> _PROBLEM_
Extract the lines of the data below verbatim, everything from the line containing "Text: Sunrise: 7:40 AM" down to the line containing "Text: 20: 20 [694, 639, 714, 657]", with both of those lines included.

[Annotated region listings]
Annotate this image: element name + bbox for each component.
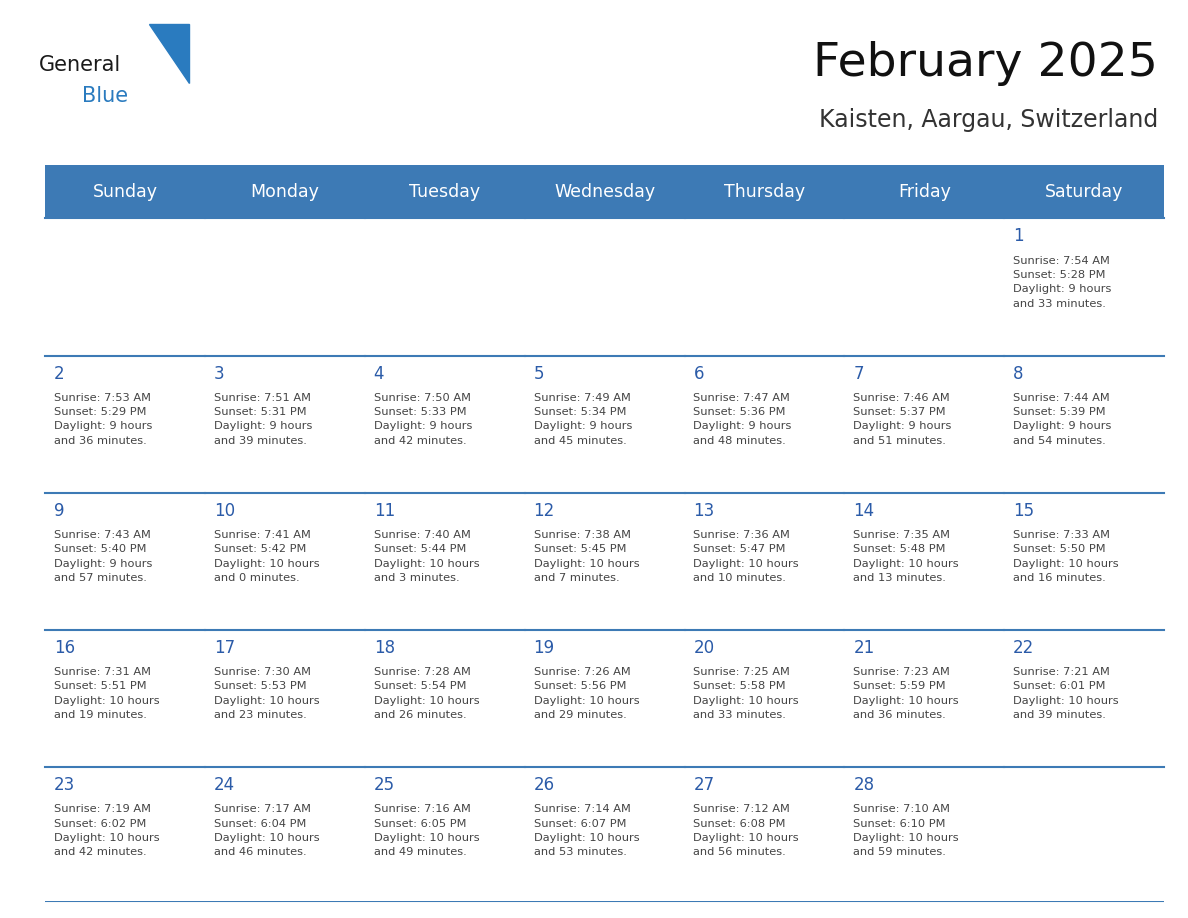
Text: Sunrise: 7:40 AM
Sunset: 5:44 PM
Daylight: 10 hours
and 3 minutes.: Sunrise: 7:40 AM Sunset: 5:44 PM Dayligh… [374, 530, 479, 583]
Text: 6: 6 [694, 364, 704, 383]
Text: Sunrise: 7:17 AM
Sunset: 6:04 PM
Daylight: 10 hours
and 46 minutes.: Sunrise: 7:17 AM Sunset: 6:04 PM Dayligh… [214, 804, 320, 857]
Text: 25: 25 [374, 776, 394, 794]
Text: 20: 20 [694, 639, 714, 657]
Text: Sunrise: 7:31 AM
Sunset: 5:51 PM
Daylight: 10 hours
and 19 minutes.: Sunrise: 7:31 AM Sunset: 5:51 PM Dayligh… [53, 667, 159, 720]
Text: 21: 21 [853, 639, 874, 657]
Text: Sunrise: 7:26 AM
Sunset: 5:56 PM
Daylight: 10 hours
and 29 minutes.: Sunrise: 7:26 AM Sunset: 5:56 PM Dayligh… [533, 667, 639, 720]
Text: 23: 23 [53, 776, 75, 794]
Text: Sunrise: 7:41 AM
Sunset: 5:42 PM
Daylight: 10 hours
and 0 minutes.: Sunrise: 7:41 AM Sunset: 5:42 PM Dayligh… [214, 530, 320, 583]
Text: Sunrise: 7:25 AM
Sunset: 5:58 PM
Daylight: 10 hours
and 33 minutes.: Sunrise: 7:25 AM Sunset: 5:58 PM Dayligh… [694, 667, 800, 720]
Text: Sunrise: 7:51 AM
Sunset: 5:31 PM
Daylight: 9 hours
and 39 minutes.: Sunrise: 7:51 AM Sunset: 5:31 PM Dayligh… [214, 393, 312, 446]
Text: 9: 9 [53, 502, 64, 520]
Bar [45, 165, 206, 218]
Text: General: General [39, 55, 121, 75]
Text: Sunrise: 7:35 AM
Sunset: 5:48 PM
Daylight: 10 hours
and 13 minutes.: Sunrise: 7:35 AM Sunset: 5:48 PM Dayligh… [853, 530, 959, 583]
Text: Sunrise: 7:43 AM
Sunset: 5:40 PM
Daylight: 9 hours
and 57 minutes.: Sunrise: 7:43 AM Sunset: 5:40 PM Dayligh… [53, 530, 152, 583]
Text: 16: 16 [53, 639, 75, 657]
Text: Sunrise: 7:23 AM
Sunset: 5:59 PM
Daylight: 10 hours
and 36 minutes.: Sunrise: 7:23 AM Sunset: 5:59 PM Dayligh… [853, 667, 959, 720]
Text: Sunday: Sunday [93, 183, 158, 201]
Text: Sunrise: 7:53 AM
Sunset: 5:29 PM
Daylight: 9 hours
and 36 minutes.: Sunrise: 7:53 AM Sunset: 5:29 PM Dayligh… [53, 393, 152, 446]
Text: 5: 5 [533, 364, 544, 383]
Text: Blue: Blue [82, 86, 128, 106]
Text: Sunrise: 7:49 AM
Sunset: 5:34 PM
Daylight: 9 hours
and 45 minutes.: Sunrise: 7:49 AM Sunset: 5:34 PM Dayligh… [533, 393, 632, 446]
Text: 22: 22 [1013, 639, 1035, 657]
Text: 19: 19 [533, 639, 555, 657]
Text: Saturday: Saturday [1045, 183, 1124, 201]
Text: 2: 2 [53, 364, 64, 383]
Text: Sunrise: 7:36 AM
Sunset: 5:47 PM
Daylight: 10 hours
and 10 minutes.: Sunrise: 7:36 AM Sunset: 5:47 PM Dayligh… [694, 530, 800, 583]
Polygon shape [148, 24, 189, 84]
Bar [1004, 165, 1164, 218]
Text: Monday: Monday [251, 183, 320, 201]
Text: Sunrise: 7:33 AM
Sunset: 5:50 PM
Daylight: 10 hours
and 16 minutes.: Sunrise: 7:33 AM Sunset: 5:50 PM Dayligh… [1013, 530, 1119, 583]
Bar [525, 165, 684, 218]
Text: 28: 28 [853, 776, 874, 794]
Text: 7: 7 [853, 364, 864, 383]
Text: 12: 12 [533, 502, 555, 520]
Text: 3: 3 [214, 364, 225, 383]
Bar [684, 165, 845, 218]
Text: 8: 8 [1013, 364, 1024, 383]
Text: Sunrise: 7:50 AM
Sunset: 5:33 PM
Daylight: 9 hours
and 42 minutes.: Sunrise: 7:50 AM Sunset: 5:33 PM Dayligh… [374, 393, 472, 446]
Text: 24: 24 [214, 776, 235, 794]
Text: 15: 15 [1013, 502, 1035, 520]
Text: Sunrise: 7:14 AM
Sunset: 6:07 PM
Daylight: 10 hours
and 53 minutes.: Sunrise: 7:14 AM Sunset: 6:07 PM Dayligh… [533, 804, 639, 857]
Text: Sunrise: 7:44 AM
Sunset: 5:39 PM
Daylight: 9 hours
and 54 minutes.: Sunrise: 7:44 AM Sunset: 5:39 PM Dayligh… [1013, 393, 1112, 446]
Text: Sunrise: 7:21 AM
Sunset: 6:01 PM
Daylight: 10 hours
and 39 minutes.: Sunrise: 7:21 AM Sunset: 6:01 PM Dayligh… [1013, 667, 1119, 720]
Text: 13: 13 [694, 502, 715, 520]
Text: 26: 26 [533, 776, 555, 794]
Text: Sunrise: 7:10 AM
Sunset: 6:10 PM
Daylight: 10 hours
and 59 minutes.: Sunrise: 7:10 AM Sunset: 6:10 PM Dayligh… [853, 804, 959, 857]
Text: Sunrise: 7:28 AM
Sunset: 5:54 PM
Daylight: 10 hours
and 26 minutes.: Sunrise: 7:28 AM Sunset: 5:54 PM Dayligh… [374, 667, 479, 720]
Text: Sunrise: 7:46 AM
Sunset: 5:37 PM
Daylight: 9 hours
and 51 minutes.: Sunrise: 7:46 AM Sunset: 5:37 PM Dayligh… [853, 393, 952, 446]
Text: 10: 10 [214, 502, 235, 520]
Text: Sunrise: 7:12 AM
Sunset: 6:08 PM
Daylight: 10 hours
and 56 minutes.: Sunrise: 7:12 AM Sunset: 6:08 PM Dayligh… [694, 804, 800, 857]
Text: Sunrise: 7:54 AM
Sunset: 5:28 PM
Daylight: 9 hours
and 33 minutes.: Sunrise: 7:54 AM Sunset: 5:28 PM Dayligh… [1013, 255, 1112, 308]
Bar [845, 165, 1004, 218]
Text: 27: 27 [694, 776, 714, 794]
Text: Sunrise: 7:16 AM
Sunset: 6:05 PM
Daylight: 10 hours
and 49 minutes.: Sunrise: 7:16 AM Sunset: 6:05 PM Dayligh… [374, 804, 479, 857]
Text: Sunrise: 7:47 AM
Sunset: 5:36 PM
Daylight: 9 hours
and 48 minutes.: Sunrise: 7:47 AM Sunset: 5:36 PM Dayligh… [694, 393, 791, 446]
Text: Thursday: Thursday [723, 183, 805, 201]
Bar [206, 165, 365, 218]
Text: Kaisten, Aargau, Switzerland: Kaisten, Aargau, Switzerland [819, 108, 1158, 132]
Text: 17: 17 [214, 639, 235, 657]
Text: 14: 14 [853, 502, 874, 520]
Text: 4: 4 [374, 364, 384, 383]
Text: Sunrise: 7:30 AM
Sunset: 5:53 PM
Daylight: 10 hours
and 23 minutes.: Sunrise: 7:30 AM Sunset: 5:53 PM Dayligh… [214, 667, 320, 720]
Text: Tuesday: Tuesday [409, 183, 480, 201]
Text: February 2025: February 2025 [814, 41, 1158, 86]
Text: 11: 11 [374, 502, 394, 520]
Text: Friday: Friday [898, 183, 950, 201]
Text: Sunrise: 7:19 AM
Sunset: 6:02 PM
Daylight: 10 hours
and 42 minutes.: Sunrise: 7:19 AM Sunset: 6:02 PM Dayligh… [53, 804, 159, 857]
Text: Wednesday: Wednesday [554, 183, 656, 201]
Text: 1: 1 [1013, 228, 1024, 245]
Bar [365, 165, 525, 218]
Text: 18: 18 [374, 639, 394, 657]
Text: Sunrise: 7:38 AM
Sunset: 5:45 PM
Daylight: 10 hours
and 7 minutes.: Sunrise: 7:38 AM Sunset: 5:45 PM Dayligh… [533, 530, 639, 583]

> _RESULT_
Text: Sunrise: 7:40 AM
Sunset: 5:44 PM
Daylight: 10 hours
and 3 minutes.: Sunrise: 7:40 AM Sunset: 5:44 PM Dayligh… [374, 530, 479, 583]
Text: 6: 6 [694, 364, 704, 383]
Text: Sunrise: 7:17 AM
Sunset: 6:04 PM
Daylight: 10 hours
and 46 minutes.: Sunrise: 7:17 AM Sunset: 6:04 PM Dayligh… [214, 804, 320, 857]
Text: 25: 25 [374, 776, 394, 794]
Text: 20: 20 [694, 639, 714, 657]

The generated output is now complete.